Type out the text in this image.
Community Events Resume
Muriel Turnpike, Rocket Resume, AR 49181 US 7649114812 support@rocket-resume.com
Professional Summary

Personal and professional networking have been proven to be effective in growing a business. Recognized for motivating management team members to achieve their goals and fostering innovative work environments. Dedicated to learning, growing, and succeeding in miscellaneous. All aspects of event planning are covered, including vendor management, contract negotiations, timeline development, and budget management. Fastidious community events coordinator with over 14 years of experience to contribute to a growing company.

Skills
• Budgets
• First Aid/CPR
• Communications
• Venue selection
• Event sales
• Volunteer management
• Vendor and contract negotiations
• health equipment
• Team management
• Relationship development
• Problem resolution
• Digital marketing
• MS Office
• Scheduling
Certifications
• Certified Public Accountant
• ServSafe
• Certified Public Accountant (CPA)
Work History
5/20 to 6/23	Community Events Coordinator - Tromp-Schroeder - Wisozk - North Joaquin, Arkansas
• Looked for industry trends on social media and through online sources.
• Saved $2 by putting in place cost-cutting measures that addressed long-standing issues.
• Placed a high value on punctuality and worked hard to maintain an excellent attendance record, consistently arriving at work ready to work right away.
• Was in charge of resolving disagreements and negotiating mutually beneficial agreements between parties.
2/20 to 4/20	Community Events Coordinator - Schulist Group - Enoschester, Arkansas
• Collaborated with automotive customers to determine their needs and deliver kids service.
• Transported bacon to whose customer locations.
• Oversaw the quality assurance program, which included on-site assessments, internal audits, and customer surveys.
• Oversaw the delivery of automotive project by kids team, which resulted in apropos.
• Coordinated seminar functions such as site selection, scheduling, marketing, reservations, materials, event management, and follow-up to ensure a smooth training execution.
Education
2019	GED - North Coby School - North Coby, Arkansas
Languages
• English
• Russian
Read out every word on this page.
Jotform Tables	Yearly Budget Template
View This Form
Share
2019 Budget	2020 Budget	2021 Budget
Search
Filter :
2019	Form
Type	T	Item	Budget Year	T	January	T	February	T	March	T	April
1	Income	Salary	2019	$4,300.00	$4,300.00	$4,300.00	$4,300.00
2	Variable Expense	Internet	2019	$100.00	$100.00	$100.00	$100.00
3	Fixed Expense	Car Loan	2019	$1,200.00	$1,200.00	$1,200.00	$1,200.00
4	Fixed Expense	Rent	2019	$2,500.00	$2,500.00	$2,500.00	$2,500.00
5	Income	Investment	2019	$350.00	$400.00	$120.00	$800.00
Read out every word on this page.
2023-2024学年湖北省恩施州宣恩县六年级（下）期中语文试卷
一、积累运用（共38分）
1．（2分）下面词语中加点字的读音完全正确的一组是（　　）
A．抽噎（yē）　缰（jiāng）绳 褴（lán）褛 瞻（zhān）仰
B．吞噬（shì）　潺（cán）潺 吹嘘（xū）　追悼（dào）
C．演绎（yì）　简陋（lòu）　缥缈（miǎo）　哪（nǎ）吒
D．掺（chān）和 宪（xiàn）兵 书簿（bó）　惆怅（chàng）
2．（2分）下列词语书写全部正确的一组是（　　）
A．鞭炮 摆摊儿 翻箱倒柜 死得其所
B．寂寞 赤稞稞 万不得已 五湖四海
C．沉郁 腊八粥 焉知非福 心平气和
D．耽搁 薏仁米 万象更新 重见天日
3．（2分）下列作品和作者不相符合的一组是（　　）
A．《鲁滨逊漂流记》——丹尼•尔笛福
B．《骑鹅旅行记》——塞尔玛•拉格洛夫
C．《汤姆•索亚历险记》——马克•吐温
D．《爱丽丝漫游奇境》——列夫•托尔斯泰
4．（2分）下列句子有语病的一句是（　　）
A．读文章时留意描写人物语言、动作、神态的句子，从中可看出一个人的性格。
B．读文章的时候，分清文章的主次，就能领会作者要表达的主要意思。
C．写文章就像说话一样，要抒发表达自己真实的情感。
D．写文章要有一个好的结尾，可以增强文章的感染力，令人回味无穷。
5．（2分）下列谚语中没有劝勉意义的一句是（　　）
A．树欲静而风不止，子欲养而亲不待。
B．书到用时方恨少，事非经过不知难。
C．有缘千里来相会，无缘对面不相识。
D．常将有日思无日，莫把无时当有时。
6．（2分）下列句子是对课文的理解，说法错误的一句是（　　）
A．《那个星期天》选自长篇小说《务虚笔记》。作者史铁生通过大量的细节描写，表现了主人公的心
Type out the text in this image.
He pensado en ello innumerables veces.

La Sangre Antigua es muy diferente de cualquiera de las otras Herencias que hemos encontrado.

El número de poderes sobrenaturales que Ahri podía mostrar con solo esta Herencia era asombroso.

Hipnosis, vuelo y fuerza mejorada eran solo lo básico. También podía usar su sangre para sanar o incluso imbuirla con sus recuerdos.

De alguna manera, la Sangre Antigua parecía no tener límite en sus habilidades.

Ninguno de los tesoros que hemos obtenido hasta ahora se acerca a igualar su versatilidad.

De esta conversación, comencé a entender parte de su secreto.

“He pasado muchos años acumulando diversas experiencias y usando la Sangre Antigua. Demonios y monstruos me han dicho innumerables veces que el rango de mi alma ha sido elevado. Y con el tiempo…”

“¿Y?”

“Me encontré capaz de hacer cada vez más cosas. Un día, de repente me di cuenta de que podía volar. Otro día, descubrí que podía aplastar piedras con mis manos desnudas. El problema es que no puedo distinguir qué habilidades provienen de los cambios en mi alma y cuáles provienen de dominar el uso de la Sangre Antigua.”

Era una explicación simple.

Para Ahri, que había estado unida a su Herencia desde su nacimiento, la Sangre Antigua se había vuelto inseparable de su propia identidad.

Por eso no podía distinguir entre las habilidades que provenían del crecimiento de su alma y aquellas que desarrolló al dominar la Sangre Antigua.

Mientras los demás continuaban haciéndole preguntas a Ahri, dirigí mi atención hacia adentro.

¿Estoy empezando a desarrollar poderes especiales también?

■ WHAT YOU HAVE TO DO: Transcribe all of the lines in the records precisely.

■ CORRECT RESULT:
Type out the text in this image.
Community Events Resume
Muriel Turnpike, Rocket Resume, AR 49181 US 7649114812 support@rocket-resume.com
Professional Summary

Personal and professional networking have been proven to be effective in growing a business. Recognized for motivating management team members to achieve their goals and fostering innovative work environments. Dedicated to learning, growing, and succeeding in miscellaneous. All aspects of event planning are covered, including vendor management, contract negotiations, timeline development, and budget management. Fastidious community events coordinator with over 14 years of experience to contribute to a growing company.

Skills
• Budgets
• First Aid/CPR
• Communications
• Venue selection
• Event sales
• Volunteer management
• Vendor and contract negotiations
• health equipment
• Team management
• Relationship development
• Problem resolution
• Digital marketing
• MS Office
• Scheduling
Certifications
• Certified Public Accountant
• ServSafe
• Certified Public Accountant (CPA)
Work History
5/20 to 6/23	Community Events Coordinator - Tromp-Schroeder - Wisozk - North Joaquin, Arkansas
• Looked for industry trends on social media and through online sources.
• Saved $2 by putting in place cost-cutting measures that addressed long-standing issues.
• Placed a high value on punctuality and worked hard to maintain an excellent attendance record, consistently arriving at work ready to work right away.
• Was in charge of resolving disagreements and negotiating mutually beneficial agreements between parties.
2/20 to 4/20	Community Events Coordinator - Schulist Group - Enoschester, Arkansas
• Collaborated with automotive customers to determine their needs and deliver kids service.
• Transported bacon to whose customer locations.
• Oversaw the quality assurance program, which included on-site assessments, internal audits, and customer surveys.
• Oversaw the delivery of automotive project by kids team, which resulted in apropos.
• Coordinated seminar functions such as site selection, scheduling, marketing, reservations, materials, event management, and follow-up to ensure a smooth training execution.
Education
2019	GED - North Coby School - North Coby, Arkansas
Languages
• English
• Russian
Read out every word on this page.
Jotform Tables	Yearly Budget Template
View This Form
Share
2019 Budget	2020 Budget	2021 Budget
Search
Filter :
2019	Form
Type	T	Item	Budget Year	T	January	T	February	T	March	T	April
1	Income	Salary	2019	$4,300.00	$4,300.00	$4,300.00	$4,300.00
2	Variable Expense	Internet	2019	$100.00	$100.00	$100.00	$100.00
3	Fixed Expense	Car Loan	2019	$1,200.00	$1,200.00	$1,200.00	$1,200.00
4	Fixed Expense	Rent	2019	$2,500.00	$2,500.00	$2,500.00	$2,500.00
5	Income	Investment	2019	$350.00	$400.00	$120.00	$800.00
Read out every word on this page.
2023-2024学年湖北省恩施州宣恩县六年级（下）期中语文试卷
一、积累运用（共38分）
1．（2分）下面词语中加点字的读音完全正确的一组是（　　）
A．抽噎（yē）　缰（jiāng）绳 褴（lán）褛 瞻（zhān）仰
B．吞噬（shì）　潺（cán）潺 吹嘘（xū）　追悼（dào）
C．演绎（yì）　简陋（lòu）　缥缈（miǎo）　哪（nǎ）吒
D．掺（chān）和 宪（xiàn）兵 书簿（bó）　惆怅（chàng）
2．（2分）下列词语书写全部正确的一组是（　　）
A．鞭炮 摆摊儿 翻箱倒柜 死得其所
B．寂寞 赤稞稞 万不得已 五湖四海
C．沉郁 腊八粥 焉知非福 心平气和
D．耽搁 薏仁米 万象更新 重见天日
3．（2分）下列作品和作者不相符合的一组是（　　）
A．《鲁滨逊漂流记》——丹尼•尔笛福
B．《骑鹅旅行记》——塞尔玛•拉格洛夫
C．《汤姆•索亚历险记》——马克•吐温
D．《爱丽丝漫游奇境》——列夫•托尔斯泰
4．（2分）下列句子有语病的一句是（　　）
A．读文章时留意描写人物语言、动作、神态的句子，从中可看出一个人的性格。
B．读文章的时候，分清文章的主次，就能领会作者要表达的主要意思。
C．写文章就像说话一样，要抒发表达自己真实的情感。
D．写文章要有一个好的结尾，可以增强文章的感染力，令人回味无穷。
5．（2分）下列谚语中没有劝勉意义的一句是（　　）
A．树欲静而风不止，子欲养而亲不待。
B．书到用时方恨少，事非经过不知难。
C．有缘千里来相会，无缘对面不相识。
D．常将有日思无日，莫把无时当有时。
6．（2分）下列句子是对课文的理解，说法错误的一句是（　　）
A．《那个星期天》选自长篇小说《务虚笔记》。作者史铁生通过大量的细节描写，表现了主人公的心
Type out the text in this image.
He pensado en ello innumerables veces.

La Sangre Antigua es muy diferente de cualquiera de las otras Herencias que hemos encontrado.

El número de poderes sobrenaturales que Ahri podía mostrar con solo esta Herencia era asombroso.

Hipnosis, vuelo y fuerza mejorada eran solo lo básico. También podía usar su sangre para sanar o incluso imbuirla con sus recuerdos.

De alguna manera, la Sangre Antigua parecía no tener límite en sus habilidades.

Ninguno de los tesoros que hemos obtenido hasta ahora se acerca a igualar su versatilidad.

De esta conversación, comencé a entender parte de su secreto.

“He pasado muchos años acumulando diversas experiencias y usando la Sangre Antigua. Demonios y monstruos me han dicho innumerables veces que el rango de mi alma ha sido elevado. Y con el tiempo…”

“¿Y?”

“Me encontré capaz de hacer cada vez más cosas. Un día, de repente me di cuenta de que podía volar. Otro día, descubrí que podía aplastar piedras con mis manos desnudas. El problema es que no puedo distinguir qué habilidades provienen de los cambios en mi alma y cuáles provienen de dominar el uso de la Sangre Antigua.”

Era una explicación simple.

Para Ahri, que había estado unida a su Herencia desde su nacimiento, la Sangre Antigua se había vuelto inseparable de su propia identidad.

Por eso no podía distinguir entre las habilidades que provenían del crecimiento de su alma y aquellas que desarrolló al dominar la Sangre Antigua.

Mientras los demás continuaban haciéndole preguntas a Ahri, dirigí mi atención hacia adentro.

¿Estoy empezando a desarrollar poderes especiales también?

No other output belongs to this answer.